GOAL. Set down the data below without change, skipping the pictures it holds.
--- begin ---
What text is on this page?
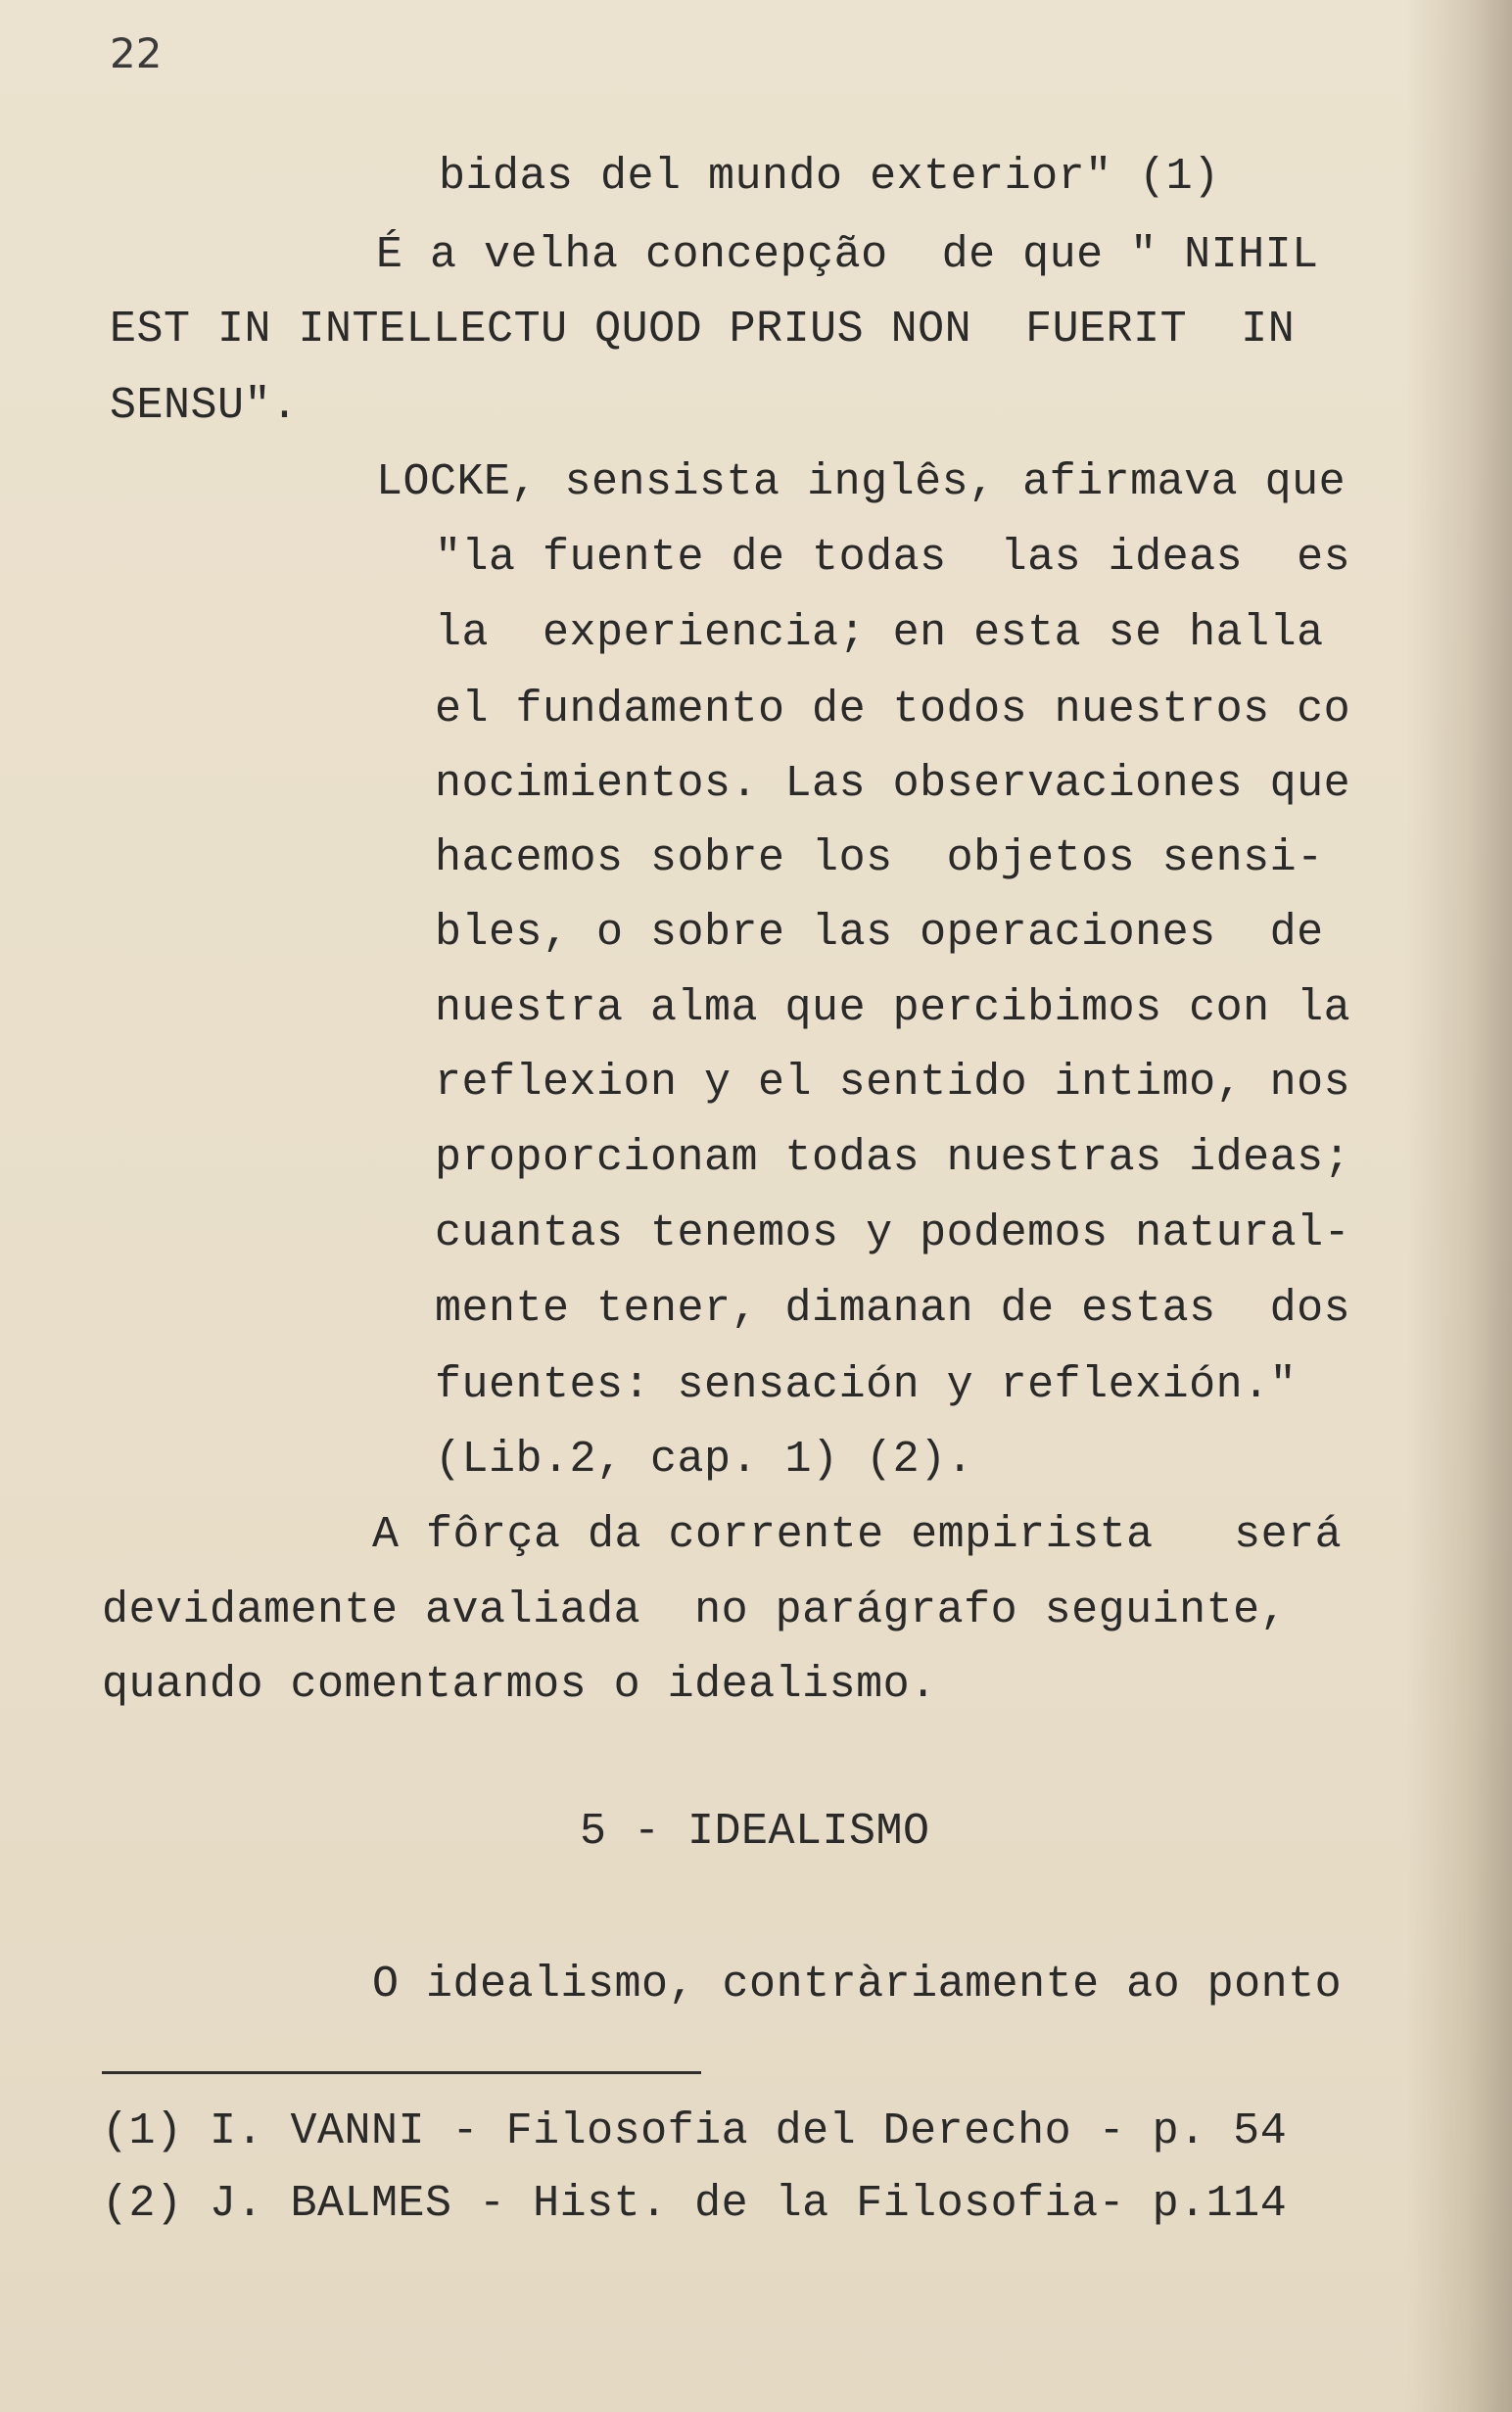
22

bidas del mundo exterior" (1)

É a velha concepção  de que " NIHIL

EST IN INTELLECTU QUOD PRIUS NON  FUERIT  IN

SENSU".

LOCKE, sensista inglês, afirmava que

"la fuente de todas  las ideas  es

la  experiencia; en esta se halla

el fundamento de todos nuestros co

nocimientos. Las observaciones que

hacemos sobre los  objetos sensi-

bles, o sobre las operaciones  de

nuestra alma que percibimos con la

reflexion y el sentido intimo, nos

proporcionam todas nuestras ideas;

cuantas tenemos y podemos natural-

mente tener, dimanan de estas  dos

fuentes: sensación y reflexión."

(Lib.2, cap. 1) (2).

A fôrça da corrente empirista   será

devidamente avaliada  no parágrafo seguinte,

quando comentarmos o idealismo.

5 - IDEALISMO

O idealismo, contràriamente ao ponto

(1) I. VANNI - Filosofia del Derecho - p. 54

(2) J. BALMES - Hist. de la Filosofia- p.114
--- end ---
RESULT.
What text is on this page?
22

bidas del mundo exterior" (1)

É a velha concepção  de que " NIHIL

EST IN INTELLECTU QUOD PRIUS NON  FUERIT  IN

SENSU".

LOCKE, sensista inglês, afirmava que

"la fuente de todas  las ideas  es

la  experiencia; en esta se halla

el fundamento de todos nuestros co

nocimientos. Las observaciones que

hacemos sobre los  objetos sensi-

bles, o sobre las operaciones  de

nuestra alma que percibimos con la

reflexion y el sentido intimo, nos

proporcionam todas nuestras ideas;

cuantas tenemos y podemos natural-

mente tener, dimanan de estas  dos

fuentes: sensación y reflexión."

(Lib.2, cap. 1) (2).

A fôrça da corrente empirista   será

devidamente avaliada  no parágrafo seguinte,

quando comentarmos o idealismo.

5 - IDEALISMO

O idealismo, contràriamente ao ponto

(1) I. VANNI - Filosofia del Derecho - p. 54

(2) J. BALMES - Hist. de la Filosofia- p.114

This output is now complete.